╔══

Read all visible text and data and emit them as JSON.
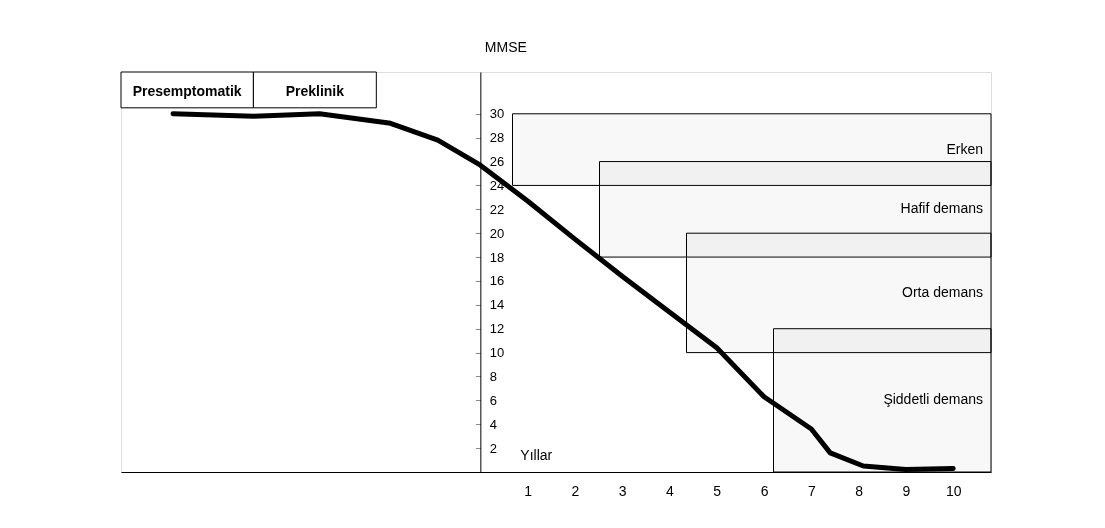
{
  "chart_data": {
    "type": "line",
    "xlabel": "Yıllar",
    "ylabel": "MMSE",
    "x": [
      -6.5,
      -4.8,
      -3.4,
      -1.9,
      -0.9,
      0,
      1,
      2,
      3,
      3.9,
      5,
      6,
      7,
      7.4,
      8.1,
      9,
      10
    ],
    "series": [
      {
        "color": "#000000",
        "values": [
          30,
          29.8,
          30,
          29.2,
          27.8,
          25.7,
          22.7,
          19.5,
          16.4,
          13.7,
          10.4,
          6.3,
          3.6,
          1.6,
          0.5,
          0.2,
          0.3
        ]
      }
    ],
    "xlim": [
      -7.6,
      10.8
    ],
    "ylim": [
      0,
      33.5
    ],
    "xticks": [
      1,
      2,
      3,
      4,
      5,
      6,
      7,
      8,
      9,
      10
    ],
    "yticks": [
      2,
      4,
      6,
      8,
      10,
      12,
      14,
      16,
      18,
      20,
      22,
      24,
      26,
      28,
      30
    ],
    "bands": [
      {
        "axis": "x",
        "from": -7.6,
        "to": -4.8,
        "label": "Presemptomatik"
      },
      {
        "axis": "x",
        "from": -4.8,
        "to": -2.2,
        "label": "Preklinik"
      },
      {
        "axis": "y",
        "from": 24,
        "to": 30,
        "label": "Erken"
      },
      {
        "axis": "y",
        "from": 18,
        "to": 26,
        "label": "Hafif demans"
      },
      {
        "axis": "y",
        "from": 10,
        "to": 20,
        "label": "Orta demans"
      },
      {
        "axis": "y",
        "from": 0,
        "to": 12,
        "label": "Şiddetli demans"
      }
    ],
    "grid": false,
    "marker": "none",
    "line_style": "solid"
  }
}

╚══

Read through the entries and copy every line that includes "from".

**THE REPLY**
        "from": -7.6,
        "from": -4.8,
        "from": 24,
        "from": 18,
        "from": 10,
        "from": 0,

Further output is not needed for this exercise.